__WHAT YOU ARE ASKED TO DO__: Search the listing below for lines containing the string "ersten". Reply with their count only.

******************************

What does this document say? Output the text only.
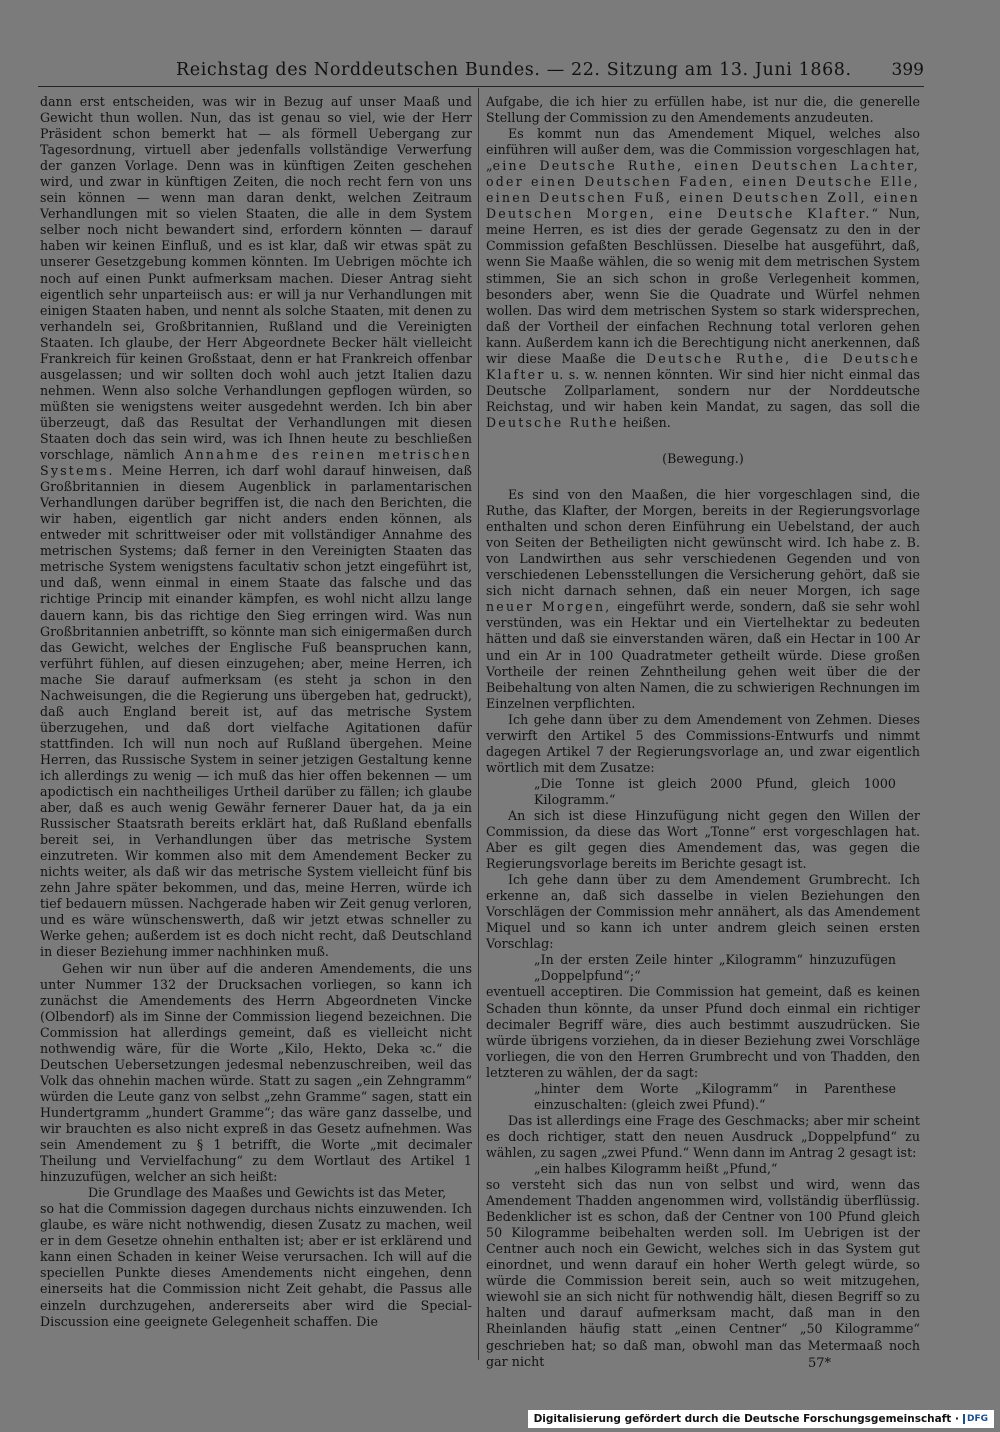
Reichstag des Norddeutschen Bundes. — 22. Sitzung am 13. Juni 1868. 399

dann erst entscheiden, was wir in Bezug auf unser Maaß und Gewicht thun wollen. Nun, das ist genau so viel, wie der Herr Präsident schon bemerkt hat — als förmell Uebergang zur Tagesordnung, virtuell aber jedenfalls vollständige Verwerfung der ganzen Vorlage. Denn was in künftigen Zeiten geschehen wird, und zwar in künftigen Zeiten, die noch recht fern von uns sein können — wenn man daran denkt, welchen Zeitraum Verhandlungen mit so vielen Staaten, die alle in dem System selber noch nicht bewandert sind, erfordern könnten — darauf haben wir keinen Einfluß, und es ist klar, daß wir etwas spät zu unserer Gesetzgebung kommen könnten. Im Uebrigen möchte ich noch auf einen Punkt aufmerksam machen. Dieser Antrag sieht eigentlich sehr unparteiisch aus: er will ja nur Verhandlungen mit einigen Staaten haben, und nennt als solche Staaten, mit denen zu verhandeln sei, Großbritannien, Rußland und die Vereinigten Staaten. Ich glaube, der Herr Abgeordnete Becker hält vielleicht Frankreich für keinen Großstaat, denn er hat Frankreich offenbar ausgelassen; und wir sollten doch wohl auch jetzt Italien dazu nehmen. Wenn also solche Verhandlungen gepflogen würden, so müßten sie wenigstens weiter ausgedehnt werden. Ich bin aber überzeugt, daß das Resultat der Verhandlungen mit diesen Staaten doch das sein wird, was ich Ihnen heute zu beschließen vorschlage, nämlich Annahme des reinen metrischen Systems. Meine Herren, ich darf wohl darauf hinweisen, daß Großbritannien in diesem Augenblick in parlamentarischen Verhandlungen darüber begriffen ist, die nach den Berichten, die wir haben, eigentlich gar nicht anders enden können, als entweder mit schrittweiser oder mit vollständiger Annahme des metrischen Systems; daß ferner in den Vereinigten Staaten das metrische System wenigstens facultativ schon jetzt eingeführt ist, und daß, wenn einmal in einem Staate das falsche und das richtige Princip mit einander kämpfen, es wohl nicht allzu lange dauern kann, bis das richtige den Sieg erringen wird. Was nun Großbritannien anbetrifft, so könnte man sich einigermaßen durch das Gewicht, welches der Englische Fuß beanspruchen kann, verführt fühlen, auf diesen einzugehen; aber, meine Herren, ich mache Sie darauf aufmerksam (es steht ja schon in den Nachweisungen, die die Regierung uns übergeben hat, gedruckt), daß auch England bereit ist, auf das metrische System überzugehen, und daß dort vielfache Agitationen dafür stattfinden. Ich will nun noch auf Rußland übergehen. Meine Herren, das Russische System in seiner jetzigen Gestaltung kenne ich allerdings zu wenig — ich muß das hier offen bekennen — um apodictisch ein nachtheiliges Urtheil darüber zu fällen; ich glaube aber, daß es auch wenig Gewähr fernerer Dauer hat, da ja ein Russischer Staatsrath bereits erklärt hat, daß Rußland ebenfalls bereit sei, in Verhandlungen über das metrische System einzutreten. Wir kommen also mit dem Amendement Becker zu nichts weiter, als daß wir das metrische System vielleicht fünf bis zehn Jahre später bekommen, und das, meine Herren, würde ich tief bedauern müssen. Nachgerade haben wir Zeit genug verloren, und es wäre wünschenswerth, daß wir jetzt etwas schneller zu Werke gehen; außerdem ist es doch nicht recht, daß Deutschland in dieser Beziehung immer nachhinken muß.

Gehen wir nun über auf die anderen Amendements, die uns unter Nummer 132 der Drucksachen vorliegen, so kann ich zunächst die Amendements des Herrn Abgeordneten Vincke (Olbendorf) als im Sinne der Commission liegend bezeichnen. Die Commission hat allerdings gemeint, daß es vielleicht nicht nothwendig wäre, für die Worte „Kilo, Hekto, Deka ꝛc.“ die Deutschen Uebersetzungen jedesmal nebenzuschreiben, weil das Volk das ohnehin machen würde. Statt zu sagen „ein Zehngramm“ würden die Leute ganz von selbst „zehn Gramme“ sagen, statt ein Hundertgramm „hundert Gramme“; das wäre ganz dasselbe, und wir brauchten es also nicht expreß in das Gesetz aufnehmen. Was sein Amendement zu § 1 betrifft, die Worte „mit decimaler Theilung und Vervielfachung“ zu dem Wortlaut des Artikel 1 hinzuzufügen, welcher an sich heißt:

Die Grundlage des Maaßes und Gewichts ist das Meter,

so hat die Commission dagegen durchaus nichts einzuwenden. Ich glaube, es wäre nicht nothwendig, diesen Zusatz zu machen, weil er in dem Gesetze ohnehin enthalten ist; aber er ist erklärend und kann einen Schaden in keiner Weise verursachen. Ich will auf die speciellen Punkte dieses Amendements nicht eingehen, denn einerseits hat die Commission nicht Zeit gehabt, die Passus alle einzeln durchzugehen, andererseits aber wird die Special-Discussion eine geeignete Gelegenheit schaffen. Die

Aufgabe, die ich hier zu erfüllen habe, ist nur die, die generelle Stellung der Commission zu den Amendements anzudeuten.

Es kommt nun das Amendement Miquel, welches also einführen will außer dem, was die Commission vorgeschlagen hat, „eine Deutsche Ruthe, einen Deutschen Lachter, oder einen Deutschen Faden, einen Deutsche Elle, einen Deutschen Fuß, einen Deutschen Zoll, einen Deutschen Morgen, eine Deutsche Klafter.“ Nun, meine Herren, es ist dies der gerade Gegensatz zu den in der Commission gefaßten Beschlüssen. Dieselbe hat ausgeführt, daß, wenn Sie Maaße wählen, die so wenig mit dem metrischen System stimmen, Sie an sich schon in große Verlegenheit kommen, besonders aber, wenn Sie die Quadrate und Würfel nehmen wollen. Das wird dem metrischen System so stark widersprechen, daß der Vortheil der einfachen Rechnung total verloren gehen kann. Außerdem kann ich die Berechtigung nicht anerkennen, daß wir diese Maaße die Deutsche Ruthe, die Deutsche Klafter u. s. w. nennen könnten. Wir sind hier nicht einmal das Deutsche Zollparlament, sondern nur der Norddeutsche Reichstag, und wir haben kein Mandat, zu sagen, das soll die Deutsche Ruthe heißen.

(Bewegung.)

Es sind von den Maaßen, die hier vorgeschlagen sind, die Ruthe, das Klafter, der Morgen, bereits in der Regierungsvorlage enthalten und schon deren Einführung ein Uebelstand, der auch von Seiten der Betheiligten nicht gewünscht wird. Ich habe z. B. von Landwirthen aus sehr verschiedenen Gegenden und von verschiedenen Lebensstellungen die Versicherung gehört, daß sie sich nicht darnach sehnen, daß ein neuer Morgen, ich sage neuer Morgen, eingeführt werde, sondern, daß sie sehr wohl verstünden, was ein Hektar und ein Viertelhektar zu bedeuten hätten und daß sie einverstanden wären, daß ein Hectar in 100 Ar und ein Ar in 100 Quadratmeter getheilt würde. Diese großen Vortheile der reinen Zehntheilung gehen weit über die der Beibehaltung von alten Namen, die zu schwierigen Rechnungen im Einzelnen verpflichten.

Ich gehe dann über zu dem Amendement von Zehmen. Dieses verwirft den Artikel 5 des Commissions-Entwurfs und nimmt dagegen Artikel 7 der Regierungsvorlage an, und zwar eigentlich wörtlich mit dem Zusatze:

„Die Tonne ist gleich 2000 Pfund, gleich 1000 Kilogramm.“

An sich ist diese Hinzufügung nicht gegen den Willen der Commission, da diese das Wort „Tonne“ erst vorgeschlagen hat. Aber es gilt gegen dies Amendement das, was gegen die Regierungsvorlage bereits im Berichte gesagt ist.

Ich gehe dann über zu dem Amendement Grumbrecht. Ich erkenne an, daß sich dasselbe in vielen Beziehungen den Vorschlägen der Commission mehr annähert, als das Amendement Miquel und so kann ich unter andrem gleich seinen ersten Vorschlag:

„In der ersten Zeile hinter „Kilogramm“ hinzuzufügen „Doppelpfund“;“

eventuell acceptiren. Die Commission hat gemeint, daß es keinen Schaden thun könnte, da unser Pfund doch einmal ein richtiger decimaler Begriff wäre, dies auch bestimmt auszudrücken. Sie würde übrigens vorziehen, da in dieser Beziehung zwei Vorschläge vorliegen, die von den Herren Grumbrecht und von Thadden, den letzteren zu wählen, der da sagt:

„hinter dem Worte „Kilogramm“ in Parenthese einzuschalten: (gleich zwei Pfund).“

Das ist allerdings eine Frage des Geschmacks; aber mir scheint es doch richtiger, statt den neuen Ausdruck „Doppelpfund“ zu wählen, zu sagen „zwei Pfund.“ Wenn dann im Antrag 2 gesagt ist:

„ein halbes Kilogramm heißt „Pfund,“

so versteht sich das nun von selbst und wird, wenn das Amendement Thadden angenommen wird, vollständig überflüssig. Bedenklicher ist es schon, daß der Centner von 100 Pfund gleich 50 Kilogramme beibehalten werden soll. Im Uebrigen ist der Centner auch noch ein Gewicht, welches sich in das System gut einordnet, und wenn darauf ein hoher Werth gelegt würde, so würde die Commission bereit sein, auch so weit mitzugehen, wiewohl sie an sich nicht für nothwendig hält, diesen Begriff so zu halten und darauf aufmerksam macht, daß man in den Rheinlanden häufig statt „einen Centner“ „50 Kilogramme“ geschrieben hat; so daß man, obwohl man das Metermaaß noch gar nicht	57*
Digitalisierung gefördert durch die Deutsche Forschungsgemeinschaft · DFG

******************************

__SOLUTION__: 2